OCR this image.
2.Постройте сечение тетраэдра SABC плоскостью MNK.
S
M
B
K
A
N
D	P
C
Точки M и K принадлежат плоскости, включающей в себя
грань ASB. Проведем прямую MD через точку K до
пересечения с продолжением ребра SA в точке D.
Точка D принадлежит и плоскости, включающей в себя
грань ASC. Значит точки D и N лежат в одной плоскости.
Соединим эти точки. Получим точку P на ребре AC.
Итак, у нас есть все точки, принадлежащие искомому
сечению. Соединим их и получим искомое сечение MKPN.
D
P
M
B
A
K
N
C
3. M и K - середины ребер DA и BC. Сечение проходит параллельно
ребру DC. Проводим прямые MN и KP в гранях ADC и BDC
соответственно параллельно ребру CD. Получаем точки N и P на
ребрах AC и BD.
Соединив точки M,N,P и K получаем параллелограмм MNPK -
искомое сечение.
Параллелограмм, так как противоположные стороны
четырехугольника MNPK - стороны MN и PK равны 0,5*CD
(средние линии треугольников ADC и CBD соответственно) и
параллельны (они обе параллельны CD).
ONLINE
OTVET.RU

■ ■ ■

Pick out each line that holds the string "себя".

Точки M и K принадлежат плоскости, включающей в себя
Точка D принадлежит и плоскости, включающей в себя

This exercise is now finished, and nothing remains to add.